WHAT IS ASKED »
Output all lines exactly.

* Start ROWS *

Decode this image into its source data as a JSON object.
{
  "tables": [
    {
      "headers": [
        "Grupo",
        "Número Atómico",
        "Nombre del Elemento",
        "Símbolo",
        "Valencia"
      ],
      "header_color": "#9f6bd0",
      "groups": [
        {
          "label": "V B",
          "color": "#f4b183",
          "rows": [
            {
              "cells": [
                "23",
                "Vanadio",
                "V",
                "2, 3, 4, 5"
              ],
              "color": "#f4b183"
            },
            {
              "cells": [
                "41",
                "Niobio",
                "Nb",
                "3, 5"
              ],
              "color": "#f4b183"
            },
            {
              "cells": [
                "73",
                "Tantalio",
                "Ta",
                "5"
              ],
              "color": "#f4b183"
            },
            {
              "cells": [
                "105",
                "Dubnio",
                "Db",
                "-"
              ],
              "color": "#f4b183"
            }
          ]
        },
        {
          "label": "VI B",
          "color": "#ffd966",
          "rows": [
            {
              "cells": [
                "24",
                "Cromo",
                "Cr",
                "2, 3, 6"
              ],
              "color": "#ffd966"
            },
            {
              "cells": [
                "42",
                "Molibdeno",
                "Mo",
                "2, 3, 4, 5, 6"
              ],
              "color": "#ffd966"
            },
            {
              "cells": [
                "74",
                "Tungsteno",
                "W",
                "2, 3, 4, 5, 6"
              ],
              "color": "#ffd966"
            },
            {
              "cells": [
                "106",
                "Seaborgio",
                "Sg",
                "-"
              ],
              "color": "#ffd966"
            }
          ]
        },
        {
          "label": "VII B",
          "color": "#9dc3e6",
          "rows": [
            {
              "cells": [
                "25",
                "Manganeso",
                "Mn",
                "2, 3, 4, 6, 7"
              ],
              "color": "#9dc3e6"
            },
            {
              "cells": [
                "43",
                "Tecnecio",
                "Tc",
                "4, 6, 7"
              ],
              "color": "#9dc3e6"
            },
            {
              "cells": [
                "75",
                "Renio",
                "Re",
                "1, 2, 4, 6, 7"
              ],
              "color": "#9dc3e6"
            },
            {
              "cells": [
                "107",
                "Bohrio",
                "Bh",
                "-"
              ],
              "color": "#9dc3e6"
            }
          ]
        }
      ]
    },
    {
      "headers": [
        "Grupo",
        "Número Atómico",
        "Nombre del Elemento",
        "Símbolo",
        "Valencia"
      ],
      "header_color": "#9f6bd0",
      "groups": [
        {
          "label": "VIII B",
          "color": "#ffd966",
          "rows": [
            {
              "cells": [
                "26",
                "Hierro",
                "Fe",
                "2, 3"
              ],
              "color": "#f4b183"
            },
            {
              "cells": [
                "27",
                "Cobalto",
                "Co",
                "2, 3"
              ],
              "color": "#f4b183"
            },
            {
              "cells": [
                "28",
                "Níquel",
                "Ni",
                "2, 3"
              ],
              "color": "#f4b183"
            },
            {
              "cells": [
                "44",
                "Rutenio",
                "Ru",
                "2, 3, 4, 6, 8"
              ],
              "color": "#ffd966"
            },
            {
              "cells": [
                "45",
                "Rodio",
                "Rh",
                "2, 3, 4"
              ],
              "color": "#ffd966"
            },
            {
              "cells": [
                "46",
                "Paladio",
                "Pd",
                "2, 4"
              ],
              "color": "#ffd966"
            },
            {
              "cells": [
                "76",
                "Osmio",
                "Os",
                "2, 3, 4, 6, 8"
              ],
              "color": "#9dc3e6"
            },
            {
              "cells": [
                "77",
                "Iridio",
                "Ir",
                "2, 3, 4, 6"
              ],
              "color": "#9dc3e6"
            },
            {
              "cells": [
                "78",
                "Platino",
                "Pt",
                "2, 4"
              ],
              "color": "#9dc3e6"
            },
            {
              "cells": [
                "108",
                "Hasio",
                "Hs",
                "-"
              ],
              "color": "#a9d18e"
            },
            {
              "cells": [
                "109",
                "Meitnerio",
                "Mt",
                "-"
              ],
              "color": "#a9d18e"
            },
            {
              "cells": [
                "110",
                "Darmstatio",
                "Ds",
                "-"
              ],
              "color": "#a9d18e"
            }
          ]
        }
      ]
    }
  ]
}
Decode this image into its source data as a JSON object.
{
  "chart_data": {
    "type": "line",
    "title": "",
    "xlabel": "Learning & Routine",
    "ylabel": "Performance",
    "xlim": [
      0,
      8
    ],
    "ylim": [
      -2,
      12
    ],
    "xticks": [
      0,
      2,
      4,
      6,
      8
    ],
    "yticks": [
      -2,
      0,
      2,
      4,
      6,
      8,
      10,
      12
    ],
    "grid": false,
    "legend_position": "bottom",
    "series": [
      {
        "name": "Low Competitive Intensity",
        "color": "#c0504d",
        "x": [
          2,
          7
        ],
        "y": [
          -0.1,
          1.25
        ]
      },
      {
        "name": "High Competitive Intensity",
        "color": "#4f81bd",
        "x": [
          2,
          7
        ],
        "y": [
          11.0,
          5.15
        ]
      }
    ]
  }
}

* End ROWS *

EXERCISE ANSWER »
Decode this image into its source data as a JSON object.
{
  "tables": [
    {
      "headers": [
        "Grupo",
        "Número Atómico",
        "Nombre del Elemento",
        "Símbolo",
        "Valencia"
      ],
      "header_color": "#9f6bd0",
      "groups": [
        {
          "label": "V B",
          "color": "#f4b183",
          "rows": [
            {
              "cells": [
                "23",
                "Vanadio",
                "V",
                "2, 3, 4, 5"
              ],
              "color": "#f4b183"
            },
            {
              "cells": [
                "41",
                "Niobio",
                "Nb",
                "3, 5"
              ],
              "color": "#f4b183"
            },
            {
              "cells": [
                "73",
                "Tantalio",
                "Ta",
                "5"
              ],
              "color": "#f4b183"
            },
            {
              "cells": [
                "105",
                "Dubnio",
                "Db",
                "-"
              ],
              "color": "#f4b183"
            }
          ]
        },
        {
          "label": "VI B",
          "color": "#ffd966",
          "rows": [
            {
              "cells": [
                "24",
                "Cromo",
                "Cr",
                "2, 3, 6"
              ],
              "color": "#ffd966"
            },
            {
              "cells": [
                "42",
                "Molibdeno",
                "Mo",
                "2, 3, 4, 5, 6"
              ],
              "color": "#ffd966"
            },
            {
              "cells": [
                "74",
                "Tungsteno",
                "W",
                "2, 3, 4, 5, 6"
              ],
              "color": "#ffd966"
            },
            {
              "cells": [
                "106",
                "Seaborgio",
                "Sg",
                "-"
              ],
              "color": "#ffd966"
            }
          ]
        },
        {
          "label": "VII B",
          "color": "#9dc3e6",
          "rows": [
            {
              "cells": [
                "25",
                "Manganeso",
                "Mn",
                "2, 3, 4, 6, 7"
              ],
              "color": "#9dc3e6"
            },
            {
              "cells": [
                "43",
                "Tecnecio",
                "Tc",
                "4, 6, 7"
              ],
              "color": "#9dc3e6"
            },
            {
              "cells": [
                "75",
                "Renio",
                "Re",
                "1, 2, 4, 6, 7"
              ],
              "color": "#9dc3e6"
            },
            {
              "cells": [
                "107",
                "Bohrio",
                "Bh",
                "-"
              ],
              "color": "#9dc3e6"
            }
          ]
        }
      ]
    },
    {
      "headers": [
        "Grupo",
        "Número Atómico",
        "Nombre del Elemento",
        "Símbolo",
        "Valencia"
      ],
      "header_color": "#9f6bd0",
      "groups": [
        {
          "label": "VIII B",
          "color": "#ffd966",
          "rows": [
            {
              "cells": [
                "26",
                "Hierro",
                "Fe",
                "2, 3"
              ],
              "color": "#f4b183"
            },
            {
              "cells": [
                "27",
                "Cobalto",
                "Co",
                "2, 3"
              ],
              "color": "#f4b183"
            },
            {
              "cells": [
                "28",
                "Níquel",
                "Ni",
                "2, 3"
              ],
              "color": "#f4b183"
            },
            {
              "cells": [
                "44",
                "Rutenio",
                "Ru",
                "2, 3, 4, 6, 8"
              ],
              "color": "#ffd966"
            },
            {
              "cells": [
                "45",
                "Rodio",
                "Rh",
                "2, 3, 4"
              ],
              "color": "#ffd966"
            },
            {
              "cells": [
                "46",
                "Paladio",
                "Pd",
                "2, 4"
              ],
              "color": "#ffd966"
            },
            {
              "cells": [
                "76",
                "Osmio",
                "Os",
                "2, 3, 4, 6, 8"
              ],
              "color": "#9dc3e6"
            },
            {
              "cells": [
                "77",
                "Iridio",
                "Ir",
                "2, 3, 4, 6"
              ],
              "color": "#9dc3e6"
            },
            {
              "cells": [
                "78",
                "Platino",
                "Pt",
                "2, 4"
              ],
              "color": "#9dc3e6"
            },
            {
              "cells": [
                "108",
                "Hasio",
                "Hs",
                "-"
              ],
              "color": "#a9d18e"
            },
            {
              "cells": [
                "109",
                "Meitnerio",
                "Mt",
                "-"
              ],
              "color": "#a9d18e"
            },
            {
              "cells": [
                "110",
                "Darmstatio",
                "Ds",
                "-"
              ],
              "color": "#a9d18e"
            }
          ]
        }
      ]
    }
  ]
}
Decode this image into its source data as a JSON object.
{
  "chart_data": {
    "type": "line",
    "title": "",
    "xlabel": "Learning & Routine",
    "ylabel": "Performance",
    "xlim": [
      0,
      8
    ],
    "ylim": [
      -2,
      12
    ],
    "xticks": [
      0,
      2,
      4,
      6,
      8
    ],
    "yticks": [
      -2,
      0,
      2,
      4,
      6,
      8,
      10,
      12
    ],
    "grid": false,
    "legend_position": "bottom",
    "series": [
      {
        "name": "Low Competitive Intensity",
        "color": "#c0504d",
        "x": [
          2,
          7
        ],
        "y": [
          -0.1,
          1.25
        ]
      },
      {
        "name": "High Competitive Intensity",
        "color": "#4f81bd",
        "x": [
          2,
          7
        ],
        "y": [
          11.0,
          5.15
        ]
      }
    ]
  }
}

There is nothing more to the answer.